Given request =>
Determine how many lines of the data below contain "shall", then give only that number.

[Extracted data entries]

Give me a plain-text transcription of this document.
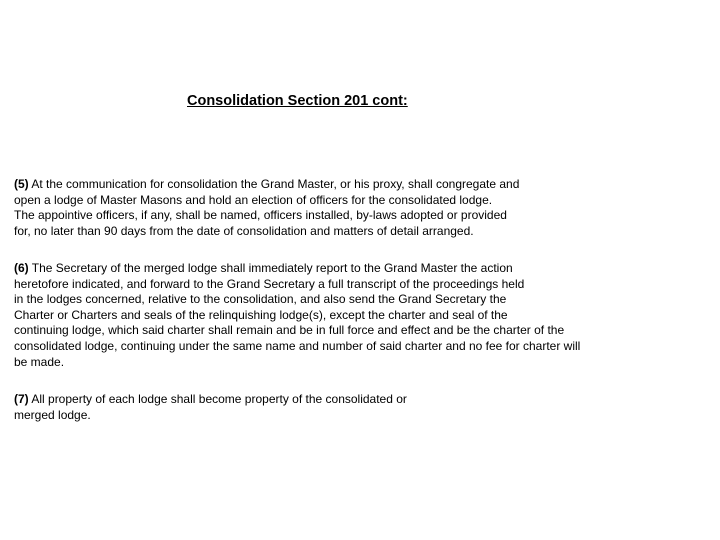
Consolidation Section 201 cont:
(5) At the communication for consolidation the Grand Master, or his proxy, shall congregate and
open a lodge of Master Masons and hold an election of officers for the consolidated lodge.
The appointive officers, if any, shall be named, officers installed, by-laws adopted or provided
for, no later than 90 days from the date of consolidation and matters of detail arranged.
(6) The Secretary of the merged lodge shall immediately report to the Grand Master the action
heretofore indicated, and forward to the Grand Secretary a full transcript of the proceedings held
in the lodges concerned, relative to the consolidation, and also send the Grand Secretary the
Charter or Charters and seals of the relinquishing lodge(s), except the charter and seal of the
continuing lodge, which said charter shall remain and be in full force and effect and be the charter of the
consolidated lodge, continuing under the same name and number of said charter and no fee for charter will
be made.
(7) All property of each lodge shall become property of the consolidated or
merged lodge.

Answer for this exercise =>
5